Problem ->
Copy out the complete listing, word for word.

Supplied records ->
::::::

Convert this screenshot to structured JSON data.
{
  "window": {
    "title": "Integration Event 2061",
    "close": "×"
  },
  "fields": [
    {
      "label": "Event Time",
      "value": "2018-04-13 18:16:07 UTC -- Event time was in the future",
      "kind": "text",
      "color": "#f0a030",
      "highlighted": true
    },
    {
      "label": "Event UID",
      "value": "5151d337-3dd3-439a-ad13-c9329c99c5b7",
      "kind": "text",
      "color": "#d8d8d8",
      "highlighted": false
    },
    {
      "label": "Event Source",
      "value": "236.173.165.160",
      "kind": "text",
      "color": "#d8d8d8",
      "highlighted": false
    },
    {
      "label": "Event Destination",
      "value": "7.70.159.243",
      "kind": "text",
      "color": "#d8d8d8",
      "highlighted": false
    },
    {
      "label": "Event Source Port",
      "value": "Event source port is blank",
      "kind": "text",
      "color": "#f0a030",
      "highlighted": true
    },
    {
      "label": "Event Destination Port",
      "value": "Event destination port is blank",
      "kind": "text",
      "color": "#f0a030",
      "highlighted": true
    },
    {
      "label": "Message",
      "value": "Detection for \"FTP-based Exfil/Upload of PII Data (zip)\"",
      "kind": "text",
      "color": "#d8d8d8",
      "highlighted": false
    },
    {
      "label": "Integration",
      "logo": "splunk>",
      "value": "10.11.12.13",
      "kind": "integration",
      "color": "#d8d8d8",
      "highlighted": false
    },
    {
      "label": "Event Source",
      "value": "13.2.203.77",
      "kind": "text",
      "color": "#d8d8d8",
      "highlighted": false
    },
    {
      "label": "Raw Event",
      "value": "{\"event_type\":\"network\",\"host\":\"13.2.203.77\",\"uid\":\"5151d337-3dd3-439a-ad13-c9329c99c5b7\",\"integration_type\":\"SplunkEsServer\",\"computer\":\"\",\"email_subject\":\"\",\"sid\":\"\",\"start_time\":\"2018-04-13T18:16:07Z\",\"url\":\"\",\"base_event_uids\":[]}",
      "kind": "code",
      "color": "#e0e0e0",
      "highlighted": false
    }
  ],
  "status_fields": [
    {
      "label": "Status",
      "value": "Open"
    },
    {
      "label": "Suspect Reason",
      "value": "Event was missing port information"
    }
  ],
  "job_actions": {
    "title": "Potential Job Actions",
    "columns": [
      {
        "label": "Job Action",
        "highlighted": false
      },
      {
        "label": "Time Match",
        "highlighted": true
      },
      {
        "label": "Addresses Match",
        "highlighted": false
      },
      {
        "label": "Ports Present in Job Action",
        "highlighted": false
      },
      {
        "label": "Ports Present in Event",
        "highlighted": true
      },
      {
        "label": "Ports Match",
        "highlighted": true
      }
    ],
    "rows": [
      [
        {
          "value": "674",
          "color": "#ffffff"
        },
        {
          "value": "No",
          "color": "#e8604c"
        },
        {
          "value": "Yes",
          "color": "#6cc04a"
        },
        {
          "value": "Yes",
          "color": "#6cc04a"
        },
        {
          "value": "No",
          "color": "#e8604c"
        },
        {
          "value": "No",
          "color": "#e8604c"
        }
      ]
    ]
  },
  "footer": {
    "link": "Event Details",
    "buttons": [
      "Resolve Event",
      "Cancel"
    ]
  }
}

::::::

Answer to the exercise ->
Convert this screenshot to structured JSON data.
{
  "window": {
    "title": "Integration Event 2061",
    "close": "×"
  },
  "fields": [
    {
      "label": "Event Time",
      "value": "2018-04-13 18:16:07 UTC -- Event time was in the future",
      "kind": "text",
      "color": "#f0a030",
      "highlighted": true
    },
    {
      "label": "Event UID",
      "value": "5151d337-3dd3-439a-ad13-c9329c99c5b7",
      "kind": "text",
      "color": "#d8d8d8",
      "highlighted": false
    },
    {
      "label": "Event Source",
      "value": "236.173.165.160",
      "kind": "text",
      "color": "#d8d8d8",
      "highlighted": false
    },
    {
      "label": "Event Destination",
      "value": "7.70.159.243",
      "kind": "text",
      "color": "#d8d8d8",
      "highlighted": false
    },
    {
      "label": "Event Source Port",
      "value": "Event source port is blank",
      "kind": "text",
      "color": "#f0a030",
      "highlighted": true
    },
    {
      "label": "Event Destination Port",
      "value": "Event destination port is blank",
      "kind": "text",
      "color": "#f0a030",
      "highlighted": true
    },
    {
      "label": "Message",
      "value": "Detection for \"FTP-based Exfil/Upload of PII Data (zip)\"",
      "kind": "text",
      "color": "#d8d8d8",
      "highlighted": false
    },
    {
      "label": "Integration",
      "logo": "splunk>",
      "value": "10.11.12.13",
      "kind": "integration",
      "color": "#d8d8d8",
      "highlighted": false
    },
    {
      "label": "Event Source",
      "value": "13.2.203.77",
      "kind": "text",
      "color": "#d8d8d8",
      "highlighted": false
    },
    {
      "label": "Raw Event",
      "value": "{\"event_type\":\"network\",\"host\":\"13.2.203.77\",\"uid\":\"5151d337-3dd3-439a-ad13-c9329c99c5b7\",\"integration_type\":\"SplunkEsServer\",\"computer\":\"\",\"email_subject\":\"\",\"sid\":\"\",\"start_time\":\"2018-04-13T18:16:07Z\",\"url\":\"\",\"base_event_uids\":[]}",
      "kind": "code",
      "color": "#e0e0e0",
      "highlighted": false
    }
  ],
  "status_fields": [
    {
      "label": "Status",
      "value": "Open"
    },
    {
      "label": "Suspect Reason",
      "value": "Event was missing port information"
    }
  ],
  "job_actions": {
    "title": "Potential Job Actions",
    "columns": [
      {
        "label": "Job Action",
        "highlighted": false
      },
      {
        "label": "Time Match",
        "highlighted": true
      },
      {
        "label": "Addresses Match",
        "highlighted": false
      },
      {
        "label": "Ports Present in Job Action",
        "highlighted": false
      },
      {
        "label": "Ports Present in Event",
        "highlighted": true
      },
      {
        "label": "Ports Match",
        "highlighted": true
      }
    ],
    "rows": [
      [
        {
          "value": "674",
          "color": "#ffffff"
        },
        {
          "value": "No",
          "color": "#e8604c"
        },
        {
          "value": "Yes",
          "color": "#6cc04a"
        },
        {
          "value": "Yes",
          "color": "#6cc04a"
        },
        {
          "value": "No",
          "color": "#e8604c"
        },
        {
          "value": "No",
          "color": "#e8604c"
        }
      ]
    ]
  },
  "footer": {
    "link": "Event Details",
    "buttons": [
      "Resolve Event",
      "Cancel"
    ]
  }
}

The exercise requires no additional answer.